→ **EXERCISE AIM**
Below is some material; transcribe all of it exactly.

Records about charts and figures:
-----

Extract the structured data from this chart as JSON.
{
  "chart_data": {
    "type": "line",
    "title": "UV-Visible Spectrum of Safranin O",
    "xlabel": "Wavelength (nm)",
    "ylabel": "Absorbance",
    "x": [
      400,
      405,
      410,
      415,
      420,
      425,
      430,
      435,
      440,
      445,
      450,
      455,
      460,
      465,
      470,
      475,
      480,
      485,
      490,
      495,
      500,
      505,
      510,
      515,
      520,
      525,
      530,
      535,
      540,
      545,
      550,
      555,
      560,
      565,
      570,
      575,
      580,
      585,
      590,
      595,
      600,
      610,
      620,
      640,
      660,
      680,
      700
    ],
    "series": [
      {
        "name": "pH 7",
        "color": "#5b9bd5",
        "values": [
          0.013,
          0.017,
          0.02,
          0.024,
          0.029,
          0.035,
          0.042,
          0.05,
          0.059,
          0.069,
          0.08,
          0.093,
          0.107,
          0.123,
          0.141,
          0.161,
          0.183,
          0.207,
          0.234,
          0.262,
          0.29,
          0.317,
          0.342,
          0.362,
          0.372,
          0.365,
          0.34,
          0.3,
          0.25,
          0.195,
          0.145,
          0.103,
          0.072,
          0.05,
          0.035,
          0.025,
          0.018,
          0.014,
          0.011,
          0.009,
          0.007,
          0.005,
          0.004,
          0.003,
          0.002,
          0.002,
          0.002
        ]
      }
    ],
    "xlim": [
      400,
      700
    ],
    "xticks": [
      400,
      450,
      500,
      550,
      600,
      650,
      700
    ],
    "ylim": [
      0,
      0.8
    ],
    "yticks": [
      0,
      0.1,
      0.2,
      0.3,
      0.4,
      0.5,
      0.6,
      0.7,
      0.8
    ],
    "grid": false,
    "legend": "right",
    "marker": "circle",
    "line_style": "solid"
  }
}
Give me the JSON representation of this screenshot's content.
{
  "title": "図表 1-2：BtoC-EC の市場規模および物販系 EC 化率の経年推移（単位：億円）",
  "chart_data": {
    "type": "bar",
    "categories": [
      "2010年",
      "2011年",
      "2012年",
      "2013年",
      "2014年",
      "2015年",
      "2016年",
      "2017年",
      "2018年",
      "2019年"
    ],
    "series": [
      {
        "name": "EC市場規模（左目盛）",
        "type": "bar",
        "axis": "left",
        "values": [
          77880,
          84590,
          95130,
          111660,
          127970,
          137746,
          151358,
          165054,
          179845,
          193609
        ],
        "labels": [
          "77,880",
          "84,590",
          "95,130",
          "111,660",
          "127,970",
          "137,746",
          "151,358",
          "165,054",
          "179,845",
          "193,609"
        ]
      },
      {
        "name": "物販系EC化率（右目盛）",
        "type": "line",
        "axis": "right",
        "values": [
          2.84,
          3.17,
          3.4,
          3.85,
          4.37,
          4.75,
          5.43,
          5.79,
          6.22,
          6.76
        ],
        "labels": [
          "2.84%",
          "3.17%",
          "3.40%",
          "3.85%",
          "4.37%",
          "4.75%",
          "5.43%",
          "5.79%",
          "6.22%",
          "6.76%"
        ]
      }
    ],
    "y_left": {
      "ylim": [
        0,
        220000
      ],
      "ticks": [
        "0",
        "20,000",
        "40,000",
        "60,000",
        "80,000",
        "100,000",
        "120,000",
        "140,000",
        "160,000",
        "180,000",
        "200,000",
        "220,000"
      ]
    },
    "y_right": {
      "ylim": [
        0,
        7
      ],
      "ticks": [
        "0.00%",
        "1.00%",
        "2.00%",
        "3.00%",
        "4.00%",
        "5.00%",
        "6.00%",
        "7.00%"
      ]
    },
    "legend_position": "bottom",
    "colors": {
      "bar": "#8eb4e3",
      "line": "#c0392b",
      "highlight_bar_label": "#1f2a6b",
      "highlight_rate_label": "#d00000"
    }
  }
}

-----

→ **SOLUTION TO THE PROBLEM**
Extract the structured data from this chart as JSON.
{
  "chart_data": {
    "type": "line",
    "title": "UV-Visible Spectrum of Safranin O",
    "xlabel": "Wavelength (nm)",
    "ylabel": "Absorbance",
    "x": [
      400,
      405,
      410,
      415,
      420,
      425,
      430,
      435,
      440,
      445,
      450,
      455,
      460,
      465,
      470,
      475,
      480,
      485,
      490,
      495,
      500,
      505,
      510,
      515,
      520,
      525,
      530,
      535,
      540,
      545,
      550,
      555,
      560,
      565,
      570,
      575,
      580,
      585,
      590,
      595,
      600,
      610,
      620,
      640,
      660,
      680,
      700
    ],
    "series": [
      {
        "name": "pH 7",
        "color": "#5b9bd5",
        "values": [
          0.013,
          0.017,
          0.02,
          0.024,
          0.029,
          0.035,
          0.042,
          0.05,
          0.059,
          0.069,
          0.08,
          0.093,
          0.107,
          0.123,
          0.141,
          0.161,
          0.183,
          0.207,
          0.234,
          0.262,
          0.29,
          0.317,
          0.342,
          0.362,
          0.372,
          0.365,
          0.34,
          0.3,
          0.25,
          0.195,
          0.145,
          0.103,
          0.072,
          0.05,
          0.035,
          0.025,
          0.018,
          0.014,
          0.011,
          0.009,
          0.007,
          0.005,
          0.004,
          0.003,
          0.002,
          0.002,
          0.002
        ]
      }
    ],
    "xlim": [
      400,
      700
    ],
    "xticks": [
      400,
      450,
      500,
      550,
      600,
      650,
      700
    ],
    "ylim": [
      0,
      0.8
    ],
    "yticks": [
      0,
      0.1,
      0.2,
      0.3,
      0.4,
      0.5,
      0.6,
      0.7,
      0.8
    ],
    "grid": false,
    "legend": "right",
    "marker": "circle",
    "line_style": "solid"
  }
}
Give me the JSON representation of this screenshot's content.
{
  "title": "図表 1-2：BtoC-EC の市場規模および物販系 EC 化率の経年推移（単位：億円）",
  "chart_data": {
    "type": "bar",
    "categories": [
      "2010年",
      "2011年",
      "2012年",
      "2013年",
      "2014年",
      "2015年",
      "2016年",
      "2017年",
      "2018年",
      "2019年"
    ],
    "series": [
      {
        "name": "EC市場規模（左目盛）",
        "type": "bar",
        "axis": "left",
        "values": [
          77880,
          84590,
          95130,
          111660,
          127970,
          137746,
          151358,
          165054,
          179845,
          193609
        ],
        "labels": [
          "77,880",
          "84,590",
          "95,130",
          "111,660",
          "127,970",
          "137,746",
          "151,358",
          "165,054",
          "179,845",
          "193,609"
        ]
      },
      {
        "name": "物販系EC化率（右目盛）",
        "type": "line",
        "axis": "right",
        "values": [
          2.84,
          3.17,
          3.4,
          3.85,
          4.37,
          4.75,
          5.43,
          5.79,
          6.22,
          6.76
        ],
        "labels": [
          "2.84%",
          "3.17%",
          "3.40%",
          "3.85%",
          "4.37%",
          "4.75%",
          "5.43%",
          "5.79%",
          "6.22%",
          "6.76%"
        ]
      }
    ],
    "y_left": {
      "ylim": [
        0,
        220000
      ],
      "ticks": [
        "0",
        "20,000",
        "40,000",
        "60,000",
        "80,000",
        "100,000",
        "120,000",
        "140,000",
        "160,000",
        "180,000",
        "200,000",
        "220,000"
      ]
    },
    "y_right": {
      "ylim": [
        0,
        7
      ],
      "ticks": [
        "0.00%",
        "1.00%",
        "2.00%",
        "3.00%",
        "4.00%",
        "5.00%",
        "6.00%",
        "7.00%"
      ]
    },
    "legend_position": "bottom",
    "colors": {
      "bar": "#8eb4e3",
      "line": "#c0392b",
      "highlight_bar_label": "#1f2a6b",
      "highlight_rate_label": "#d00000"
    }
  }
}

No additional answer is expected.